WHAT THE TASK ASKS:
Your task is to write out the complete listing exactly as it is shown.

——

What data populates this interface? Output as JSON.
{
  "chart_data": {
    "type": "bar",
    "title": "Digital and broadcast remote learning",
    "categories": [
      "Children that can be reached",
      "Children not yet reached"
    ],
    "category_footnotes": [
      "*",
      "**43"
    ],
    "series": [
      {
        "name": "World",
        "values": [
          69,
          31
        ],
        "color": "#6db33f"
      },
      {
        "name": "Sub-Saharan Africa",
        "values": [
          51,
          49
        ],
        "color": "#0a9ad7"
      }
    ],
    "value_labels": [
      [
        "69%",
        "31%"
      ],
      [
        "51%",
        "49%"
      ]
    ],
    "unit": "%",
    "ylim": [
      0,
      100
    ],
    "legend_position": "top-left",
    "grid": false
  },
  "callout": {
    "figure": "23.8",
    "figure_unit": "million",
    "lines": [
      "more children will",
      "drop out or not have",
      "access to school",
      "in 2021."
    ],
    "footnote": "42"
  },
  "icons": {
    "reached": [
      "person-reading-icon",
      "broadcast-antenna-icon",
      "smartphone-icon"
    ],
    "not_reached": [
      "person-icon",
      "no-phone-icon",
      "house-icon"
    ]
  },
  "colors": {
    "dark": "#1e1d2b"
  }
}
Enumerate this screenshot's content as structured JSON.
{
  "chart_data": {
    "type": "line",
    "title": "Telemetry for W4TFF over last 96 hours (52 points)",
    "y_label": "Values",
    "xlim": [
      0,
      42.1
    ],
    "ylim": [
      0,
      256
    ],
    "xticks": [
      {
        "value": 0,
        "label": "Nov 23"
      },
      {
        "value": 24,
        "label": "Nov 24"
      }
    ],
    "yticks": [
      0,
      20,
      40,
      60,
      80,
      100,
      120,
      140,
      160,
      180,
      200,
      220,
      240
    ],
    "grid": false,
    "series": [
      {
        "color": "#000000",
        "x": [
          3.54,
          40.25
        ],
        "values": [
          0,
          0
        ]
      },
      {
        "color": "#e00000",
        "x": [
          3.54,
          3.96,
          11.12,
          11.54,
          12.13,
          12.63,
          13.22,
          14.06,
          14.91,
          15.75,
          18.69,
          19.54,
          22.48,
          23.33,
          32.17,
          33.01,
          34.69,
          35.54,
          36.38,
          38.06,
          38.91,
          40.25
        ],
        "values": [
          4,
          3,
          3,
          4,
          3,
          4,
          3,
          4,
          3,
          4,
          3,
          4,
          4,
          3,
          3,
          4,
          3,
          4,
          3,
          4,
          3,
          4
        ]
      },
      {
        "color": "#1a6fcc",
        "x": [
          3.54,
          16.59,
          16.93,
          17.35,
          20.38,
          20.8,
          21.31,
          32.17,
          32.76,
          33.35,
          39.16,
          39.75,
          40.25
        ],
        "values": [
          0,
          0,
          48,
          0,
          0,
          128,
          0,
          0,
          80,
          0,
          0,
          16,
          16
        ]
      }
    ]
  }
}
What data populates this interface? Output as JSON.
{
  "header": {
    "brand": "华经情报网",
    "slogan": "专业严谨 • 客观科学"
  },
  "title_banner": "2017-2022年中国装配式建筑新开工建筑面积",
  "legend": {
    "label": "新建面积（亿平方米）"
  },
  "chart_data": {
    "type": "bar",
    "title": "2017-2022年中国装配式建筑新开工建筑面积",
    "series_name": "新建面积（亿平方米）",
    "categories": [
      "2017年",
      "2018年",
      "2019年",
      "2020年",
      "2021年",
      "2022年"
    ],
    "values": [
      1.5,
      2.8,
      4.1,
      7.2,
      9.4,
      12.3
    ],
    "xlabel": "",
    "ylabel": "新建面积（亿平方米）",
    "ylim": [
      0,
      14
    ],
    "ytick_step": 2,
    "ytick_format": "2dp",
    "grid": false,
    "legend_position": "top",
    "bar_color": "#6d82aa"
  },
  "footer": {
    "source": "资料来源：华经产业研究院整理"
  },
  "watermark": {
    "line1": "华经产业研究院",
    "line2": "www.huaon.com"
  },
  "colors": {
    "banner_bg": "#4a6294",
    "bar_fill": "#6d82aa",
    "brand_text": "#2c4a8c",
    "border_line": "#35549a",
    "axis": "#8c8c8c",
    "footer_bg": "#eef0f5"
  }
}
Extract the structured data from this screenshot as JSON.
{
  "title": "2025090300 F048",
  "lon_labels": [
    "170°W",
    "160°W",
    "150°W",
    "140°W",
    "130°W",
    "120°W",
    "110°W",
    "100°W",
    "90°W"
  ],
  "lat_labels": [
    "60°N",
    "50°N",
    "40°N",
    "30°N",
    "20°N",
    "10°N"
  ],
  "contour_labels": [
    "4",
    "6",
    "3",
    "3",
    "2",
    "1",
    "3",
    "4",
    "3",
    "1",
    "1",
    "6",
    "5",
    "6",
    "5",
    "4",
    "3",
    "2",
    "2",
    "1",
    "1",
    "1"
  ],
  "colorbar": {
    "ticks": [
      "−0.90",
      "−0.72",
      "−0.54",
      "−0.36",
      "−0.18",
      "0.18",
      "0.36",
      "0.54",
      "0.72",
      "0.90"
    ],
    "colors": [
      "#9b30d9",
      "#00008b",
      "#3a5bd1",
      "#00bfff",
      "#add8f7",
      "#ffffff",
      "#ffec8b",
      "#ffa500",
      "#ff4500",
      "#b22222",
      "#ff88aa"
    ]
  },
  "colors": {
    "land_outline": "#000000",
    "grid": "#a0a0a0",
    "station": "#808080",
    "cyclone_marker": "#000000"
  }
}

——

TASK RESULT:
What data populates this interface? Output as JSON.
{
  "chart_data": {
    "type": "bar",
    "title": "Digital and broadcast remote learning",
    "categories": [
      "Children that can be reached",
      "Children not yet reached"
    ],
    "category_footnotes": [
      "*",
      "**43"
    ],
    "series": [
      {
        "name": "World",
        "values": [
          69,
          31
        ],
        "color": "#6db33f"
      },
      {
        "name": "Sub-Saharan Africa",
        "values": [
          51,
          49
        ],
        "color": "#0a9ad7"
      }
    ],
    "value_labels": [
      [
        "69%",
        "31%"
      ],
      [
        "51%",
        "49%"
      ]
    ],
    "unit": "%",
    "ylim": [
      0,
      100
    ],
    "legend_position": "top-left",
    "grid": false
  },
  "callout": {
    "figure": "23.8",
    "figure_unit": "million",
    "lines": [
      "more children will",
      "drop out or not have",
      "access to school",
      "in 2021."
    ],
    "footnote": "42"
  },
  "icons": {
    "reached": [
      "person-reading-icon",
      "broadcast-antenna-icon",
      "smartphone-icon"
    ],
    "not_reached": [
      "person-icon",
      "no-phone-icon",
      "house-icon"
    ]
  },
  "colors": {
    "dark": "#1e1d2b"
  }
}
Enumerate this screenshot's content as structured JSON.
{
  "chart_data": {
    "type": "line",
    "title": "Telemetry for W4TFF over last 96 hours (52 points)",
    "y_label": "Values",
    "xlim": [
      0,
      42.1
    ],
    "ylim": [
      0,
      256
    ],
    "xticks": [
      {
        "value": 0,
        "label": "Nov 23"
      },
      {
        "value": 24,
        "label": "Nov 24"
      }
    ],
    "yticks": [
      0,
      20,
      40,
      60,
      80,
      100,
      120,
      140,
      160,
      180,
      200,
      220,
      240
    ],
    "grid": false,
    "series": [
      {
        "color": "#000000",
        "x": [
          3.54,
          40.25
        ],
        "values": [
          0,
          0
        ]
      },
      {
        "color": "#e00000",
        "x": [
          3.54,
          3.96,
          11.12,
          11.54,
          12.13,
          12.63,
          13.22,
          14.06,
          14.91,
          15.75,
          18.69,
          19.54,
          22.48,
          23.33,
          32.17,
          33.01,
          34.69,
          35.54,
          36.38,
          38.06,
          38.91,
          40.25
        ],
        "values": [
          4,
          3,
          3,
          4,
          3,
          4,
          3,
          4,
          3,
          4,
          3,
          4,
          4,
          3,
          3,
          4,
          3,
          4,
          3,
          4,
          3,
          4
        ]
      },
      {
        "color": "#1a6fcc",
        "x": [
          3.54,
          16.59,
          16.93,
          17.35,
          20.38,
          20.8,
          21.31,
          32.17,
          32.76,
          33.35,
          39.16,
          39.75,
          40.25
        ],
        "values": [
          0,
          0,
          48,
          0,
          0,
          128,
          0,
          0,
          80,
          0,
          0,
          16,
          16
        ]
      }
    ]
  }
}
What data populates this interface? Output as JSON.
{
  "header": {
    "brand": "华经情报网",
    "slogan": "专业严谨 • 客观科学"
  },
  "title_banner": "2017-2022年中国装配式建筑新开工建筑面积",
  "legend": {
    "label": "新建面积（亿平方米）"
  },
  "chart_data": {
    "type": "bar",
    "title": "2017-2022年中国装配式建筑新开工建筑面积",
    "series_name": "新建面积（亿平方米）",
    "categories": [
      "2017年",
      "2018年",
      "2019年",
      "2020年",
      "2021年",
      "2022年"
    ],
    "values": [
      1.5,
      2.8,
      4.1,
      7.2,
      9.4,
      12.3
    ],
    "xlabel": "",
    "ylabel": "新建面积（亿平方米）",
    "ylim": [
      0,
      14
    ],
    "ytick_step": 2,
    "ytick_format": "2dp",
    "grid": false,
    "legend_position": "top",
    "bar_color": "#6d82aa"
  },
  "footer": {
    "source": "资料来源：华经产业研究院整理"
  },
  "watermark": {
    "line1": "华经产业研究院",
    "line2": "www.huaon.com"
  },
  "colors": {
    "banner_bg": "#4a6294",
    "bar_fill": "#6d82aa",
    "brand_text": "#2c4a8c",
    "border_line": "#35549a",
    "axis": "#8c8c8c",
    "footer_bg": "#eef0f5"
  }
}
Extract the structured data from this screenshot as JSON.
{
  "title": "2025090300 F048",
  "lon_labels": [
    "170°W",
    "160°W",
    "150°W",
    "140°W",
    "130°W",
    "120°W",
    "110°W",
    "100°W",
    "90°W"
  ],
  "lat_labels": [
    "60°N",
    "50°N",
    "40°N",
    "30°N",
    "20°N",
    "10°N"
  ],
  "contour_labels": [
    "4",
    "6",
    "3",
    "3",
    "2",
    "1",
    "3",
    "4",
    "3",
    "1",
    "1",
    "6",
    "5",
    "6",
    "5",
    "4",
    "3",
    "2",
    "2",
    "1",
    "1",
    "1"
  ],
  "colorbar": {
    "ticks": [
      "−0.90",
      "−0.72",
      "−0.54",
      "−0.36",
      "−0.18",
      "0.18",
      "0.36",
      "0.54",
      "0.72",
      "0.90"
    ],
    "colors": [
      "#9b30d9",
      "#00008b",
      "#3a5bd1",
      "#00bfff",
      "#add8f7",
      "#ffffff",
      "#ffec8b",
      "#ffa500",
      "#ff4500",
      "#b22222",
      "#ff88aa"
    ]
  },
  "colors": {
    "land_outline": "#000000",
    "grid": "#a0a0a0",
    "station": "#808080",
    "cyclone_marker": "#000000"
  }
}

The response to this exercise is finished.